§ TASK DETAILS
Count the lines that hold the string "Floral". Reply with the number alone.

## Begin

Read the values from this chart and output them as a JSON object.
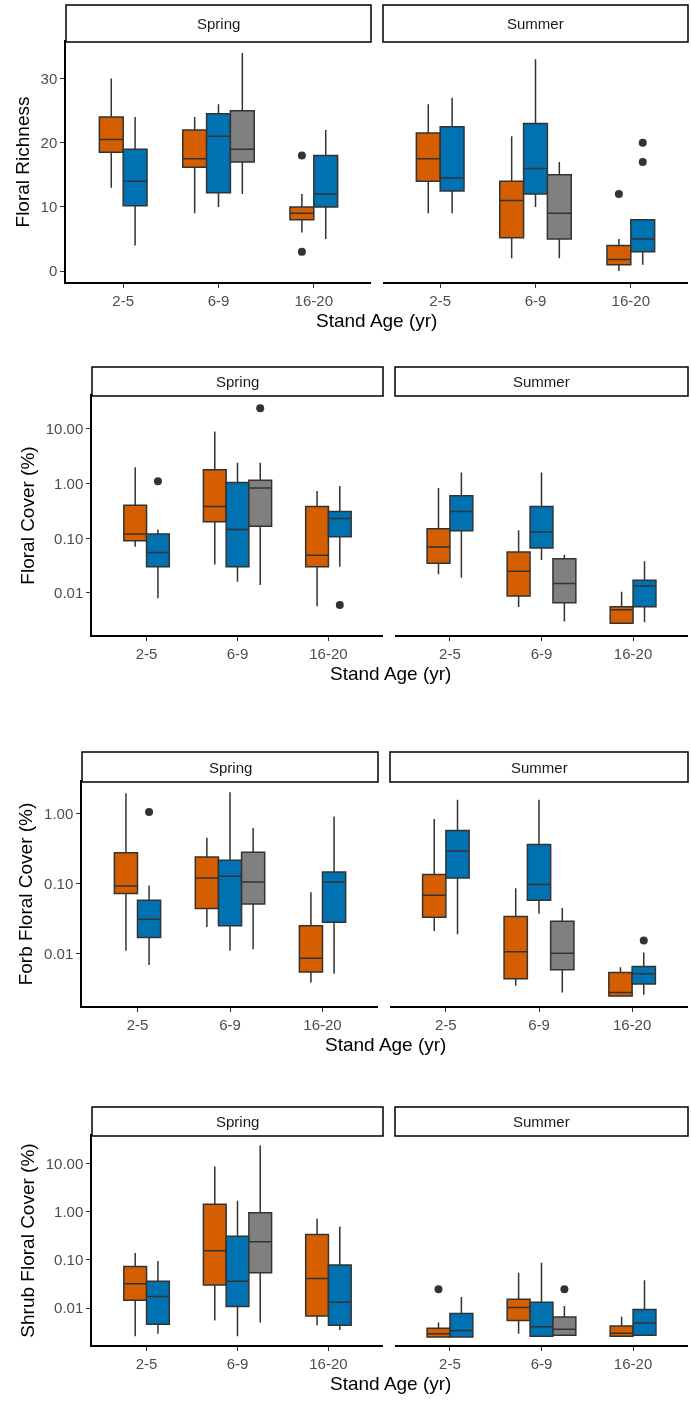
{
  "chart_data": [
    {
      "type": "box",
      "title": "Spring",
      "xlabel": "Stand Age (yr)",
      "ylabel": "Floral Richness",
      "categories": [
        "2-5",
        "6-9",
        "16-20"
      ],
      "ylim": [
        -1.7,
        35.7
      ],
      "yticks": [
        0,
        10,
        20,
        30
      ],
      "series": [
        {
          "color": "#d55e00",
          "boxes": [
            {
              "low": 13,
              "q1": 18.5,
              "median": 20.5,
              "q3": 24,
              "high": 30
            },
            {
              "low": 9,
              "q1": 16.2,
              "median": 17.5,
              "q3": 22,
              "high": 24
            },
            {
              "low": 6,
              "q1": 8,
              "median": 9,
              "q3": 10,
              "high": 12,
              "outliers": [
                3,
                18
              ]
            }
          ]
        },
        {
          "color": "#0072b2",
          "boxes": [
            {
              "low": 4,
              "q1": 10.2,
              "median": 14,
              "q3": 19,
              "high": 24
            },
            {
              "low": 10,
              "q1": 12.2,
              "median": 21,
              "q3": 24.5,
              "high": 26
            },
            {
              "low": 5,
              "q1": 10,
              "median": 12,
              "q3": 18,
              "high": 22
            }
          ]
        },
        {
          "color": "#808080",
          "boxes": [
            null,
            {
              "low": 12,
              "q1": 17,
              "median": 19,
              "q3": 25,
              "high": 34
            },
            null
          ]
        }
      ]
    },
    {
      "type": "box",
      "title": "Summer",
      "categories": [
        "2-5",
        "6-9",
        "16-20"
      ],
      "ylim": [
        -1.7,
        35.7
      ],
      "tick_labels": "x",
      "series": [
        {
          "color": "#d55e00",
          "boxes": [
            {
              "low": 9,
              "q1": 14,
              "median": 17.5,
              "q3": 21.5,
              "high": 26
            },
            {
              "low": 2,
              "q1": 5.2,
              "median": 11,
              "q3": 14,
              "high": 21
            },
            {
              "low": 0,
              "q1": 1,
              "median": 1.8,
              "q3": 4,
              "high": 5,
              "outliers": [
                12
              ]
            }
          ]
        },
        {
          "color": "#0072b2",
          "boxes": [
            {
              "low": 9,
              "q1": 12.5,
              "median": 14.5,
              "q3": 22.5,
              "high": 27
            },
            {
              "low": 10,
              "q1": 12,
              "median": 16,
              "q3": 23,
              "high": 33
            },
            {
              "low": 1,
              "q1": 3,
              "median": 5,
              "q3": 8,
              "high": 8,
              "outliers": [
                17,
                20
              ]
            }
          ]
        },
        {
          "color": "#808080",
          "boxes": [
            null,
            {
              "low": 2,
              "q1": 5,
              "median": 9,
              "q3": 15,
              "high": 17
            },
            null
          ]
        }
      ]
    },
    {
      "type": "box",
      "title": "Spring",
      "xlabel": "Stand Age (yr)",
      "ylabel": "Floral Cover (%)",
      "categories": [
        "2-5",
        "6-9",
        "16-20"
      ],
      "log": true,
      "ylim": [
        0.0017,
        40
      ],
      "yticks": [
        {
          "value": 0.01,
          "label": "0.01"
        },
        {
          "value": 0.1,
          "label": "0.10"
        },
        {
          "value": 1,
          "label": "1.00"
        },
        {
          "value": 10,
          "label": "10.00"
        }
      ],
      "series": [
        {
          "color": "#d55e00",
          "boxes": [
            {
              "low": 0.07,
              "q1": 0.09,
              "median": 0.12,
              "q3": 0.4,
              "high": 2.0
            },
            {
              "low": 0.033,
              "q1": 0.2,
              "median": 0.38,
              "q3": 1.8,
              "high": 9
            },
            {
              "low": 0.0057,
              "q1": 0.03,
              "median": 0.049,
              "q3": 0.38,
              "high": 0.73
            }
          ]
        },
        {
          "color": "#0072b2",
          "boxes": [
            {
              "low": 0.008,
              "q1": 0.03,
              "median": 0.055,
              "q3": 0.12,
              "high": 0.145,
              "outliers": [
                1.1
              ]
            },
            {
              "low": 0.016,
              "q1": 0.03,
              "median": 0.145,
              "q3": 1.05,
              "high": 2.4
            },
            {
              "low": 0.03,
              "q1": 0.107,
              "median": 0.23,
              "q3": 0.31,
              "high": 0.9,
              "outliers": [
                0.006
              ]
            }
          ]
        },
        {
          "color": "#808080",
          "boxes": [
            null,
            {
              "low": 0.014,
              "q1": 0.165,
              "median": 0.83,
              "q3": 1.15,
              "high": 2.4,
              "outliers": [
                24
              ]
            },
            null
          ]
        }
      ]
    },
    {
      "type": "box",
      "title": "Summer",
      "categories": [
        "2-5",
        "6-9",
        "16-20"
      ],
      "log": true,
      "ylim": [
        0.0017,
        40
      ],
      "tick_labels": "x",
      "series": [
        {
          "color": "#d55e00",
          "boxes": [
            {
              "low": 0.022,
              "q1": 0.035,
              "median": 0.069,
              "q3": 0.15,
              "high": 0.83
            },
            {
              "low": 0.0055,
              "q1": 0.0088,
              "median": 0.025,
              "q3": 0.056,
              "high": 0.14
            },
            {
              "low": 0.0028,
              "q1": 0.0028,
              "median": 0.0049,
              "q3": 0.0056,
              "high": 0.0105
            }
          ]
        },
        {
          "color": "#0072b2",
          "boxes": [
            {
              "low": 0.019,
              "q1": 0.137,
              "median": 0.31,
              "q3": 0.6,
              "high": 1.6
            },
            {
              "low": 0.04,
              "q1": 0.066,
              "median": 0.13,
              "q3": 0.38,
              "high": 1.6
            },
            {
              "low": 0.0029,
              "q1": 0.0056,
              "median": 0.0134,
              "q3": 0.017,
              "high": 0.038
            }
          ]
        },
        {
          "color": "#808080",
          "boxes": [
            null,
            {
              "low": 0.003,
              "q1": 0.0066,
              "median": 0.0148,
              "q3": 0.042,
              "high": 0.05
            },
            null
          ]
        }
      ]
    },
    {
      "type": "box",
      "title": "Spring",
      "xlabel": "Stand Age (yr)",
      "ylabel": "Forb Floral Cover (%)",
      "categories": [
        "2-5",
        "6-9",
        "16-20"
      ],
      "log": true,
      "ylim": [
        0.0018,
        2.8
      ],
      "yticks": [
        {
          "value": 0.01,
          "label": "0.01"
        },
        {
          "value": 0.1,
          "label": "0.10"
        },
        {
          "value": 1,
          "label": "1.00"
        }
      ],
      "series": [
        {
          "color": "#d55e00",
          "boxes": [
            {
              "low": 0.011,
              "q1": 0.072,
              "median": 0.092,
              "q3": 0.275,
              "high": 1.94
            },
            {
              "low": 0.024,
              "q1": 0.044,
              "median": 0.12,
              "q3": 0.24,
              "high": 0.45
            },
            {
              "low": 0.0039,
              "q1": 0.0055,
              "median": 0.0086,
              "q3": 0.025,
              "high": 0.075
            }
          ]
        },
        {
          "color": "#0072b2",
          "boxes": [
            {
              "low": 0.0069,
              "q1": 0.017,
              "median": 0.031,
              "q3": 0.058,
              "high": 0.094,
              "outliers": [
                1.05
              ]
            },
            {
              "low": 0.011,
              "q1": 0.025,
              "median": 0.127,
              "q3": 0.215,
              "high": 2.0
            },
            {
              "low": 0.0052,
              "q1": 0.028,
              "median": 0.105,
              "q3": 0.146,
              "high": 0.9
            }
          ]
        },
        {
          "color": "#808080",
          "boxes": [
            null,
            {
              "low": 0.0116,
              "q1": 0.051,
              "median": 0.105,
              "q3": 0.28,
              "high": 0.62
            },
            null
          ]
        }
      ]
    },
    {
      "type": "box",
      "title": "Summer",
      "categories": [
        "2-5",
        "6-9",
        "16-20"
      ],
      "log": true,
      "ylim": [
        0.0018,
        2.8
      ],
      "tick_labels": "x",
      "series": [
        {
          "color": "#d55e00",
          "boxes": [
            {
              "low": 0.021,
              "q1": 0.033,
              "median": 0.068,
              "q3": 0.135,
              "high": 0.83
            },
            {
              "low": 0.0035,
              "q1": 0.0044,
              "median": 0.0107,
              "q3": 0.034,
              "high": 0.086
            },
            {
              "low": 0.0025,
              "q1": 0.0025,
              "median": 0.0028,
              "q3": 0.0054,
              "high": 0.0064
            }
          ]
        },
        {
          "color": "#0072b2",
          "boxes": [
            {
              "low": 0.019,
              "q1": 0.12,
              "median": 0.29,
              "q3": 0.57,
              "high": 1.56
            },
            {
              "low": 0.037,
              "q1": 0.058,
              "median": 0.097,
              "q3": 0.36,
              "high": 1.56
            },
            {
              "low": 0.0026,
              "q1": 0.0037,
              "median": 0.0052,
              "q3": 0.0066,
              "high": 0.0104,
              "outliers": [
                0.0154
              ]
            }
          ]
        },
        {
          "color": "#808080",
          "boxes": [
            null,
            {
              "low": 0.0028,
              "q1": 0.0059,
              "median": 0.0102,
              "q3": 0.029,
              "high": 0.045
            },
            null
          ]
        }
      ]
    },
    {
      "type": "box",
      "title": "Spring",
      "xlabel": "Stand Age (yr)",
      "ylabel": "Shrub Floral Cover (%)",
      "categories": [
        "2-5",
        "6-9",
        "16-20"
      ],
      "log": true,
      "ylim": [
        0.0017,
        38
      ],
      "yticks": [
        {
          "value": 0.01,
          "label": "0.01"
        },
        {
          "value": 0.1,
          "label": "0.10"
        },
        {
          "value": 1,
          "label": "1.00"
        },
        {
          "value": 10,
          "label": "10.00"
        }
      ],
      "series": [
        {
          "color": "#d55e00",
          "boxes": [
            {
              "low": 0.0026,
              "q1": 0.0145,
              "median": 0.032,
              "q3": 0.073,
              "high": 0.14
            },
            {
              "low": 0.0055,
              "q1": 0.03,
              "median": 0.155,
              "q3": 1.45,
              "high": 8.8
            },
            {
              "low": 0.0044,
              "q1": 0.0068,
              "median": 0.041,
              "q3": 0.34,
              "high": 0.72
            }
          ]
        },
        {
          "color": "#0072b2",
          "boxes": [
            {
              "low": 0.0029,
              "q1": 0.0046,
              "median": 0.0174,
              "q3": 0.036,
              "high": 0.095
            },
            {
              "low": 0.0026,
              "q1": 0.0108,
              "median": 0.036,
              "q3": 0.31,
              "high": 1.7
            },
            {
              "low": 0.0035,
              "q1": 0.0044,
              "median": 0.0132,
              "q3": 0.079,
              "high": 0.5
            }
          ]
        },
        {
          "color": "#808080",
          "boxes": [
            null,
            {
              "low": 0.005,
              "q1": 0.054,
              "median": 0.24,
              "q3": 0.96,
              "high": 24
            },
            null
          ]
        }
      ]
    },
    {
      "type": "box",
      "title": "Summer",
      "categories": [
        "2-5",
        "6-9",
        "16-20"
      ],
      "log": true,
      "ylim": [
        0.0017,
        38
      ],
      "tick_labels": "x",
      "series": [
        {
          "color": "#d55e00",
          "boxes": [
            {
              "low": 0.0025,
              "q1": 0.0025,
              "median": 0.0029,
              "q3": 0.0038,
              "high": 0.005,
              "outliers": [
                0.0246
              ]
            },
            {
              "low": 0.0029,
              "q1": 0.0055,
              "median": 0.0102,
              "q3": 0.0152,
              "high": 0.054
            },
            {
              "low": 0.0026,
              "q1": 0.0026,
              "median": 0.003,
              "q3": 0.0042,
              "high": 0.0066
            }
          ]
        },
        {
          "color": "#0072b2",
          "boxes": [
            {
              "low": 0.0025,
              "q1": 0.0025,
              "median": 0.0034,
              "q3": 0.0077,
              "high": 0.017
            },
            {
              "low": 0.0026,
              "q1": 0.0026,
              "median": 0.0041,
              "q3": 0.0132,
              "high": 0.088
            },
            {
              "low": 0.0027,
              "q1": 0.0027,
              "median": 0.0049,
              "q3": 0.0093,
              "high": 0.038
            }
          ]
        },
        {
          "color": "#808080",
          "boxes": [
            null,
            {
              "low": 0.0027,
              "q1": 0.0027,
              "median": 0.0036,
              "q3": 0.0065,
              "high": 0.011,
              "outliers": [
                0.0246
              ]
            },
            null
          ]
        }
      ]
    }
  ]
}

## End

§ OUTPUT OF THE EXERCISE
4